=== TASK REQUIREMENTS ===
Without omitting anything, retype the data that follows.

** start **

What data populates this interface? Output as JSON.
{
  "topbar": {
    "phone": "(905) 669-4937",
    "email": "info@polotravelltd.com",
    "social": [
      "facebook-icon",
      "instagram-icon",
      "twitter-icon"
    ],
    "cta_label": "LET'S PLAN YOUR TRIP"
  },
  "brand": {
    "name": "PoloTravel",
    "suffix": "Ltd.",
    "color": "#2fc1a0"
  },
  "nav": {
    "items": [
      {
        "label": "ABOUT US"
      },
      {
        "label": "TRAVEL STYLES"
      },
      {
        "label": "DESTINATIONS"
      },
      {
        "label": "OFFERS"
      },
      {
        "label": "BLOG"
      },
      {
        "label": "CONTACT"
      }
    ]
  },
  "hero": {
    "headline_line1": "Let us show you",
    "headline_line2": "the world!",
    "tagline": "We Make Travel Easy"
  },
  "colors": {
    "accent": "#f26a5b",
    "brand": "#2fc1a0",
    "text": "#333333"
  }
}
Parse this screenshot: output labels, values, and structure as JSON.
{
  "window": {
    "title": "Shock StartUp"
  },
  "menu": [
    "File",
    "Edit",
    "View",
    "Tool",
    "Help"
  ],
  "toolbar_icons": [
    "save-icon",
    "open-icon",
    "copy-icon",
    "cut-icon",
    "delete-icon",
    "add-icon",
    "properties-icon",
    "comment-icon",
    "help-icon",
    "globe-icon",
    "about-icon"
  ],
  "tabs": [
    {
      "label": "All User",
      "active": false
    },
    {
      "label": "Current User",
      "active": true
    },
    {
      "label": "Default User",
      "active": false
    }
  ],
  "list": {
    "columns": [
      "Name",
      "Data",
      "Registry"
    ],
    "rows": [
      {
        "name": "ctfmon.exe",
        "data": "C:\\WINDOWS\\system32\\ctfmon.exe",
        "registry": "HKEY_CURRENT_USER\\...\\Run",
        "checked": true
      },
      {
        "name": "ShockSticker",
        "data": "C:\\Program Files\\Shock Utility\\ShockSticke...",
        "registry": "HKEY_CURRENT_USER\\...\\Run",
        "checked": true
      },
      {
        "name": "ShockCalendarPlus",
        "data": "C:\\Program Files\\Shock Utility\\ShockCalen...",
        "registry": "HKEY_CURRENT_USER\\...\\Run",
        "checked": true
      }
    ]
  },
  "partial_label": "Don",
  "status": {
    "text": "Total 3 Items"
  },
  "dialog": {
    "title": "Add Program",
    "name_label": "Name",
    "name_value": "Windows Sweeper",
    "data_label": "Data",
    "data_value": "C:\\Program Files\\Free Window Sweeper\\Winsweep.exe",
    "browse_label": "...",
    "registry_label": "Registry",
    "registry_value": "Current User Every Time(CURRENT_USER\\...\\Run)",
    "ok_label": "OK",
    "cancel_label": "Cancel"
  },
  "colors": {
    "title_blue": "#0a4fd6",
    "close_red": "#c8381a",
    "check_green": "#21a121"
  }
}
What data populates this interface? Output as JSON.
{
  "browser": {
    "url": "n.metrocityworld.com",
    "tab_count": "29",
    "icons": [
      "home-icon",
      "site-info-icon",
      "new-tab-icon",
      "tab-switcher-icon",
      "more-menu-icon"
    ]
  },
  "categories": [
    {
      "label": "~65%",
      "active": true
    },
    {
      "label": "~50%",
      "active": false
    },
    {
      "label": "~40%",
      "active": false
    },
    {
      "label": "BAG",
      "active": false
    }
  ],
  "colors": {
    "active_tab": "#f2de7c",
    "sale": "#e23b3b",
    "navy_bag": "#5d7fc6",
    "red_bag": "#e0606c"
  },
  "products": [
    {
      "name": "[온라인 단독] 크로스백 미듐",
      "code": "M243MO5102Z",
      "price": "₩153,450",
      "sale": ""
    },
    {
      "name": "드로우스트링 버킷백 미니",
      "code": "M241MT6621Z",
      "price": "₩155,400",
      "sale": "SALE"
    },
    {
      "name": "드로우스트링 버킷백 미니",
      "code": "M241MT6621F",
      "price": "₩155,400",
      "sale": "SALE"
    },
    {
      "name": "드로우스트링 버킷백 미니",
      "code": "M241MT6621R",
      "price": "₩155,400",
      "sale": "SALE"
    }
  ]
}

** end **

=== EXERCISE RESPONSE ===
What data populates this interface? Output as JSON.
{
  "topbar": {
    "phone": "(905) 669-4937",
    "email": "info@polotravelltd.com",
    "social": [
      "facebook-icon",
      "instagram-icon",
      "twitter-icon"
    ],
    "cta_label": "LET'S PLAN YOUR TRIP"
  },
  "brand": {
    "name": "PoloTravel",
    "suffix": "Ltd.",
    "color": "#2fc1a0"
  },
  "nav": {
    "items": [
      {
        "label": "ABOUT US"
      },
      {
        "label": "TRAVEL STYLES"
      },
      {
        "label": "DESTINATIONS"
      },
      {
        "label": "OFFERS"
      },
      {
        "label": "BLOG"
      },
      {
        "label": "CONTACT"
      }
    ]
  },
  "hero": {
    "headline_line1": "Let us show you",
    "headline_line2": "the world!",
    "tagline": "We Make Travel Easy"
  },
  "colors": {
    "accent": "#f26a5b",
    "brand": "#2fc1a0",
    "text": "#333333"
  }
}
Parse this screenshot: output labels, values, and structure as JSON.
{
  "window": {
    "title": "Shock StartUp"
  },
  "menu": [
    "File",
    "Edit",
    "View",
    "Tool",
    "Help"
  ],
  "toolbar_icons": [
    "save-icon",
    "open-icon",
    "copy-icon",
    "cut-icon",
    "delete-icon",
    "add-icon",
    "properties-icon",
    "comment-icon",
    "help-icon",
    "globe-icon",
    "about-icon"
  ],
  "tabs": [
    {
      "label": "All User",
      "active": false
    },
    {
      "label": "Current User",
      "active": true
    },
    {
      "label": "Default User",
      "active": false
    }
  ],
  "list": {
    "columns": [
      "Name",
      "Data",
      "Registry"
    ],
    "rows": [
      {
        "name": "ctfmon.exe",
        "data": "C:\\WINDOWS\\system32\\ctfmon.exe",
        "registry": "HKEY_CURRENT_USER\\...\\Run",
        "checked": true
      },
      {
        "name": "ShockSticker",
        "data": "C:\\Program Files\\Shock Utility\\ShockSticke...",
        "registry": "HKEY_CURRENT_USER\\...\\Run",
        "checked": true
      },
      {
        "name": "ShockCalendarPlus",
        "data": "C:\\Program Files\\Shock Utility\\ShockCalen...",
        "registry": "HKEY_CURRENT_USER\\...\\Run",
        "checked": true
      }
    ]
  },
  "partial_label": "Don",
  "status": {
    "text": "Total 3 Items"
  },
  "dialog": {
    "title": "Add Program",
    "name_label": "Name",
    "name_value": "Windows Sweeper",
    "data_label": "Data",
    "data_value": "C:\\Program Files\\Free Window Sweeper\\Winsweep.exe",
    "browse_label": "...",
    "registry_label": "Registry",
    "registry_value": "Current User Every Time(CURRENT_USER\\...\\Run)",
    "ok_label": "OK",
    "cancel_label": "Cancel"
  },
  "colors": {
    "title_blue": "#0a4fd6",
    "close_red": "#c8381a",
    "check_green": "#21a121"
  }
}
What data populates this interface? Output as JSON.
{
  "browser": {
    "url": "n.metrocityworld.com",
    "tab_count": "29",
    "icons": [
      "home-icon",
      "site-info-icon",
      "new-tab-icon",
      "tab-switcher-icon",
      "more-menu-icon"
    ]
  },
  "categories": [
    {
      "label": "~65%",
      "active": true
    },
    {
      "label": "~50%",
      "active": false
    },
    {
      "label": "~40%",
      "active": false
    },
    {
      "label": "BAG",
      "active": false
    }
  ],
  "colors": {
    "active_tab": "#f2de7c",
    "sale": "#e23b3b",
    "navy_bag": "#5d7fc6",
    "red_bag": "#e0606c"
  },
  "products": [
    {
      "name": "[온라인 단독] 크로스백 미듐",
      "code": "M243MO5102Z",
      "price": "₩153,450",
      "sale": ""
    },
    {
      "name": "드로우스트링 버킷백 미니",
      "code": "M241MT6621Z",
      "price": "₩155,400",
      "sale": "SALE"
    },
    {
      "name": "드로우스트링 버킷백 미니",
      "code": "M241MT6621F",
      "price": "₩155,400",
      "sale": "SALE"
    },
    {
      "name": "드로우스트링 버킷백 미니",
      "code": "M241MT6621R",
      "price": "₩155,400",
      "sale": "SALE"
    }
  ]
}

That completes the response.